— WORK TO BE COMPLETED —
Reproduce each line from the records that holds "color".

BEGIN EXTRACTED ENTRIES

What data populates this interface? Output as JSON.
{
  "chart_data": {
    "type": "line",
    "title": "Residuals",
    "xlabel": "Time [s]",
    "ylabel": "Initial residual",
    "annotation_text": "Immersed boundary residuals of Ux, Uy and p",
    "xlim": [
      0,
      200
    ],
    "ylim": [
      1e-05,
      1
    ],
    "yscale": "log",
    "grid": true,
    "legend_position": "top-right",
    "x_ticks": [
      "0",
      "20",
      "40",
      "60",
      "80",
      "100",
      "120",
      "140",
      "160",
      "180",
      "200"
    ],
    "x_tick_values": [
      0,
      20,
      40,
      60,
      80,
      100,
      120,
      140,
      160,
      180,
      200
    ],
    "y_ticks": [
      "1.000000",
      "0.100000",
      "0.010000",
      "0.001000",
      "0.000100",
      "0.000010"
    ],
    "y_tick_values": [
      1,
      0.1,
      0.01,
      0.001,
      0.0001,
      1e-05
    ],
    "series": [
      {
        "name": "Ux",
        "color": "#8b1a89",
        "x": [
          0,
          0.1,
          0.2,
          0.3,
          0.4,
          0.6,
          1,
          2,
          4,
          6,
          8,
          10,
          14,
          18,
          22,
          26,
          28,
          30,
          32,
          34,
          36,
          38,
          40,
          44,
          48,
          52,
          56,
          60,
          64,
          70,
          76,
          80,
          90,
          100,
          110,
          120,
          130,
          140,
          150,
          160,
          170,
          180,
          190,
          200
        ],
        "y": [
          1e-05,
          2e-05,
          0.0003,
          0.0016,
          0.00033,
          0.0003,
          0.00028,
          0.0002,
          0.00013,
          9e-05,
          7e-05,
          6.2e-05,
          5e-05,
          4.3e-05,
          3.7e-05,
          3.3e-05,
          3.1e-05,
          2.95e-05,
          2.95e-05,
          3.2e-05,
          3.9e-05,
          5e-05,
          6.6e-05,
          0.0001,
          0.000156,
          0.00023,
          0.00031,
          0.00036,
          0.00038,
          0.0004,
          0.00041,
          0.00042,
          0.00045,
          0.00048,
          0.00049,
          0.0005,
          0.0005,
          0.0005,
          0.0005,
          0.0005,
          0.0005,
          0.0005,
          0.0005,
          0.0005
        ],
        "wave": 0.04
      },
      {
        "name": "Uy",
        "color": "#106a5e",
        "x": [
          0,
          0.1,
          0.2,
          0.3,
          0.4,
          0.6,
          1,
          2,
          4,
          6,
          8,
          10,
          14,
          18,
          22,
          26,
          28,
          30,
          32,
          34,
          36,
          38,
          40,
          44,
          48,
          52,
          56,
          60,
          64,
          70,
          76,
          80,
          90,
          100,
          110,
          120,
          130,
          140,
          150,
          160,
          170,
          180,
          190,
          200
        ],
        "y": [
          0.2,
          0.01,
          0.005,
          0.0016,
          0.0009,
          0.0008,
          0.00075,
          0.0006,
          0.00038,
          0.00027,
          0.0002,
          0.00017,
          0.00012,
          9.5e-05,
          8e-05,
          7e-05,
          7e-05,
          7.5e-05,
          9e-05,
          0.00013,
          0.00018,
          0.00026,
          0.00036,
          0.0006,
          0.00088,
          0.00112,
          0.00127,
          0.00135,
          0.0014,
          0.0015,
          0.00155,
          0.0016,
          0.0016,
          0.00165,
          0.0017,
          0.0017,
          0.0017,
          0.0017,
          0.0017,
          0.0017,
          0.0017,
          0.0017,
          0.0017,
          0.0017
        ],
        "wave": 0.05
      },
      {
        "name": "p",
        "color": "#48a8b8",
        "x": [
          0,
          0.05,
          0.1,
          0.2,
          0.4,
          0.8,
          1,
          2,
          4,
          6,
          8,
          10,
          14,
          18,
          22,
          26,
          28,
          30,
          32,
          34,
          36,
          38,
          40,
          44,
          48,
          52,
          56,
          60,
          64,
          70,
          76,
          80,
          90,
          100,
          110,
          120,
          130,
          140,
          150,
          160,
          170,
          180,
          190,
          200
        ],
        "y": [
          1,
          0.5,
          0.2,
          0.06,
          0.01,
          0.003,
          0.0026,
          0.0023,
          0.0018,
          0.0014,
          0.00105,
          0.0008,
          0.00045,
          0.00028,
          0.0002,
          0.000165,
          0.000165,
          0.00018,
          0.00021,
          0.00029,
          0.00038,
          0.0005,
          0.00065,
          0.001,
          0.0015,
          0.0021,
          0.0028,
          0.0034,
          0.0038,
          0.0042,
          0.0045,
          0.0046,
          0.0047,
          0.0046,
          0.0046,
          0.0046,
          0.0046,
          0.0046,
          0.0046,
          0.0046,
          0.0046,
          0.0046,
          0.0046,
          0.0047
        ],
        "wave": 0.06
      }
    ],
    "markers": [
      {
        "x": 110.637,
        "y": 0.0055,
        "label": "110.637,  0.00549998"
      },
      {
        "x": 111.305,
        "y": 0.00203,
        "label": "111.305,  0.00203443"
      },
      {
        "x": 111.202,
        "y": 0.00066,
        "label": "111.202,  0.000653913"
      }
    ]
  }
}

END EXTRACTED ENTRIES

— TASK SOLUTION —
        "color": "#8b1a89",
        "color": "#106a5e",
        "color": "#48a8b8",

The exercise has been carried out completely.